### Supplied records
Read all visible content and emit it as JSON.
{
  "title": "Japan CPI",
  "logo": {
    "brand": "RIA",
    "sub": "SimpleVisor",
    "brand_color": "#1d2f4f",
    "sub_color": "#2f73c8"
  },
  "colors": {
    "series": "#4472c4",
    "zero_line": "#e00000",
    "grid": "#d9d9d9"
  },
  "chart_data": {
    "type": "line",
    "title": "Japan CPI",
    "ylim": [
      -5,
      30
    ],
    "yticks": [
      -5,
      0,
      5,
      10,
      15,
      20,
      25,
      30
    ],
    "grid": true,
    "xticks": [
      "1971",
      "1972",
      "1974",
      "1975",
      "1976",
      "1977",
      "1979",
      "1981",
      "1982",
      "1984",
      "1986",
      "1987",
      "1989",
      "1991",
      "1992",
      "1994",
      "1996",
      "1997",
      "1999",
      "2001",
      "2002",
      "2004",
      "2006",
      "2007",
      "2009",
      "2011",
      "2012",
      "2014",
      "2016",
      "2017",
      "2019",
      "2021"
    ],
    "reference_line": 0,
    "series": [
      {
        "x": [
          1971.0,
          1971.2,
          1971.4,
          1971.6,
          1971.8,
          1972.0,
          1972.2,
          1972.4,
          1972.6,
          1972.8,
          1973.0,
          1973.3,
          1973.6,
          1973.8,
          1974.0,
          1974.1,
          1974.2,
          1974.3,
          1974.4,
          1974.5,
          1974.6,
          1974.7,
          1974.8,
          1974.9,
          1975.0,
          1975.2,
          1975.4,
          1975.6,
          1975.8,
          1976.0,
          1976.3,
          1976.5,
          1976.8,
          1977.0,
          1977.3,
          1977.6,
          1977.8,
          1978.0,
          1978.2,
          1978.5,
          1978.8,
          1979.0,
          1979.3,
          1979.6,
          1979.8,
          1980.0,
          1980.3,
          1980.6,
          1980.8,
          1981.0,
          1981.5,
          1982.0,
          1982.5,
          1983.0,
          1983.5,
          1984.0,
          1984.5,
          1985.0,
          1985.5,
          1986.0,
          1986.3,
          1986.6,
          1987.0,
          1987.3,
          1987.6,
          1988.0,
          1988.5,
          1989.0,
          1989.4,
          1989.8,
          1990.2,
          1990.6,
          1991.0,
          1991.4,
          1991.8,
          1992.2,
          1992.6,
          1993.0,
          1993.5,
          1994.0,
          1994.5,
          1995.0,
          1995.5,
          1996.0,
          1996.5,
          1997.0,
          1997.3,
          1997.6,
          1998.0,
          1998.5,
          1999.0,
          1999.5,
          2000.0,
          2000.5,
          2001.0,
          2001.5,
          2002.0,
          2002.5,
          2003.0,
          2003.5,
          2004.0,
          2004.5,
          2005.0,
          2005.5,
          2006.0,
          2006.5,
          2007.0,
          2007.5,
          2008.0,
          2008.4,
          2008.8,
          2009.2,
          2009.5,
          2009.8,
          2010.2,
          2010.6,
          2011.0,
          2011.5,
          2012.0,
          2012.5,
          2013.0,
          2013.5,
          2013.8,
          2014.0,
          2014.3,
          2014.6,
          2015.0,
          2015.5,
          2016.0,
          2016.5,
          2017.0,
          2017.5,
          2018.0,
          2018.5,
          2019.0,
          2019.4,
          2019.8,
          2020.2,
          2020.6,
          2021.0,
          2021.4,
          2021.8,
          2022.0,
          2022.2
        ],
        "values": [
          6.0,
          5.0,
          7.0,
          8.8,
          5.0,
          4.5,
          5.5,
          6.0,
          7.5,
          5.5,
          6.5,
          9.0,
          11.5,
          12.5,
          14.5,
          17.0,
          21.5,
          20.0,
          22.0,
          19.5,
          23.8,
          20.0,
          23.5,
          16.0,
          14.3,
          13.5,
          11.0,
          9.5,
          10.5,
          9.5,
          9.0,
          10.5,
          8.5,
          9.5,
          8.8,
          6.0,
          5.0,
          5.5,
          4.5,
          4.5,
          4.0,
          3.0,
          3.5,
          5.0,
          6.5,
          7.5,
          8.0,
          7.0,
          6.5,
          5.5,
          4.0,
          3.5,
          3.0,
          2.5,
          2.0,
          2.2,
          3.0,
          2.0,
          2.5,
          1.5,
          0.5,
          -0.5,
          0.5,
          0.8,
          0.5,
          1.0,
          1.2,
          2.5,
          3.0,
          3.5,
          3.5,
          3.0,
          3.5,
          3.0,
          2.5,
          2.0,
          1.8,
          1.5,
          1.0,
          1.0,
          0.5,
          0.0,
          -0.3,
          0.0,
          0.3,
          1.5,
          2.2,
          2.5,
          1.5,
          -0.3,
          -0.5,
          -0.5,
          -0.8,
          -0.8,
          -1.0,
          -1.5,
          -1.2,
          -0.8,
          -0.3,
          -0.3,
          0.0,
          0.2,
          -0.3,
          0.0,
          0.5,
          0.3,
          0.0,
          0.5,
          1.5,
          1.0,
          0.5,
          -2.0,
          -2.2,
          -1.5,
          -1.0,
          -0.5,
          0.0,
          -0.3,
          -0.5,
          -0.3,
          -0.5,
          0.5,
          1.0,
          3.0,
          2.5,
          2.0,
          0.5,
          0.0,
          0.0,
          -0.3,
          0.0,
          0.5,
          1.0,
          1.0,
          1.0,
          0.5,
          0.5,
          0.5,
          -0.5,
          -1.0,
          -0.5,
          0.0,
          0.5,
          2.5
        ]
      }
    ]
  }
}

### Stated task
From the records above, extract every line exactly as it stands.

### Task response
Read all visible content and emit it as JSON.
{
  "title": "Japan CPI",
  "logo": {
    "brand": "RIA",
    "sub": "SimpleVisor",
    "brand_color": "#1d2f4f",
    "sub_color": "#2f73c8"
  },
  "colors": {
    "series": "#4472c4",
    "zero_line": "#e00000",
    "grid": "#d9d9d9"
  },
  "chart_data": {
    "type": "line",
    "title": "Japan CPI",
    "ylim": [
      -5,
      30
    ],
    "yticks": [
      -5,
      0,
      5,
      10,
      15,
      20,
      25,
      30
    ],
    "grid": true,
    "xticks": [
      "1971",
      "1972",
      "1974",
      "1975",
      "1976",
      "1977",
      "1979",
      "1981",
      "1982",
      "1984",
      "1986",
      "1987",
      "1989",
      "1991",
      "1992",
      "1994",
      "1996",
      "1997",
      "1999",
      "2001",
      "2002",
      "2004",
      "2006",
      "2007",
      "2009",
      "2011",
      "2012",
      "2014",
      "2016",
      "2017",
      "2019",
      "2021"
    ],
    "reference_line": 0,
    "series": [
      {
        "x": [
          1971.0,
          1971.2,
          1971.4,
          1971.6,
          1971.8,
          1972.0,
          1972.2,
          1972.4,
          1972.6,
          1972.8,
          1973.0,
          1973.3,
          1973.6,
          1973.8,
          1974.0,
          1974.1,
          1974.2,
          1974.3,
          1974.4,
          1974.5,
          1974.6,
          1974.7,
          1974.8,
          1974.9,
          1975.0,
          1975.2,
          1975.4,
          1975.6,
          1975.8,
          1976.0,
          1976.3,
          1976.5,
          1976.8,
          1977.0,
          1977.3,
          1977.6,
          1977.8,
          1978.0,
          1978.2,
          1978.5,
          1978.8,
          1979.0,
          1979.3,
          1979.6,
          1979.8,
          1980.0,
          1980.3,
          1980.6,
          1980.8,
          1981.0,
          1981.5,
          1982.0,
          1982.5,
          1983.0,
          1983.5,
          1984.0,
          1984.5,
          1985.0,
          1985.5,
          1986.0,
          1986.3,
          1986.6,
          1987.0,
          1987.3,
          1987.6,
          1988.0,
          1988.5,
          1989.0,
          1989.4,
          1989.8,
          1990.2,
          1990.6,
          1991.0,
          1991.4,
          1991.8,
          1992.2,
          1992.6,
          1993.0,
          1993.5,
          1994.0,
          1994.5,
          1995.0,
          1995.5,
          1996.0,
          1996.5,
          1997.0,
          1997.3,
          1997.6,
          1998.0,
          1998.5,
          1999.0,
          1999.5,
          2000.0,
          2000.5,
          2001.0,
          2001.5,
          2002.0,
          2002.5,
          2003.0,
          2003.5,
          2004.0,
          2004.5,
          2005.0,
          2005.5,
          2006.0,
          2006.5,
          2007.0,
          2007.5,
          2008.0,
          2008.4,
          2008.8,
          2009.2,
          2009.5,
          2009.8,
          2010.2,
          2010.6,
          2011.0,
          2011.5,
          2012.0,
          2012.5,
          2013.0,
          2013.5,
          2013.8,
          2014.0,
          2014.3,
          2014.6,
          2015.0,
          2015.5,
          2016.0,
          2016.5,
          2017.0,
          2017.5,
          2018.0,
          2018.5,
          2019.0,
          2019.4,
          2019.8,
          2020.2,
          2020.6,
          2021.0,
          2021.4,
          2021.8,
          2022.0,
          2022.2
        ],
        "values": [
          6.0,
          5.0,
          7.0,
          8.8,
          5.0,
          4.5,
          5.5,
          6.0,
          7.5,
          5.5,
          6.5,
          9.0,
          11.5,
          12.5,
          14.5,
          17.0,
          21.5,
          20.0,
          22.0,
          19.5,
          23.8,
          20.0,
          23.5,
          16.0,
          14.3,
          13.5,
          11.0,
          9.5,
          10.5,
          9.5,
          9.0,
          10.5,
          8.5,
          9.5,
          8.8,
          6.0,
          5.0,
          5.5,
          4.5,
          4.5,
          4.0,
          3.0,
          3.5,
          5.0,
          6.5,
          7.5,
          8.0,
          7.0,
          6.5,
          5.5,
          4.0,
          3.5,
          3.0,
          2.5,
          2.0,
          2.2,
          3.0,
          2.0,
          2.5,
          1.5,
          0.5,
          -0.5,
          0.5,
          0.8,
          0.5,
          1.0,
          1.2,
          2.5,
          3.0,
          3.5,
          3.5,
          3.0,
          3.5,
          3.0,
          2.5,
          2.0,
          1.8,
          1.5,
          1.0,
          1.0,
          0.5,
          0.0,
          -0.3,
          0.0,
          0.3,
          1.5,
          2.2,
          2.5,
          1.5,
          -0.3,
          -0.5,
          -0.5,
          -0.8,
          -0.8,
          -1.0,
          -1.5,
          -1.2,
          -0.8,
          -0.3,
          -0.3,
          0.0,
          0.2,
          -0.3,
          0.0,
          0.5,
          0.3,
          0.0,
          0.5,
          1.5,
          1.0,
          0.5,
          -2.0,
          -2.2,
          -1.5,
          -1.0,
          -0.5,
          0.0,
          -0.3,
          -0.5,
          -0.3,
          -0.5,
          0.5,
          1.0,
          3.0,
          2.5,
          2.0,
          0.5,
          0.0,
          0.0,
          -0.3,
          0.0,
          0.5,
          1.0,
          1.0,
          1.0,
          0.5,
          0.5,
          0.5,
          -0.5,
          -1.0,
          -0.5,
          0.0,
          0.5,
          2.5
        ]
      }
    ]
  }
}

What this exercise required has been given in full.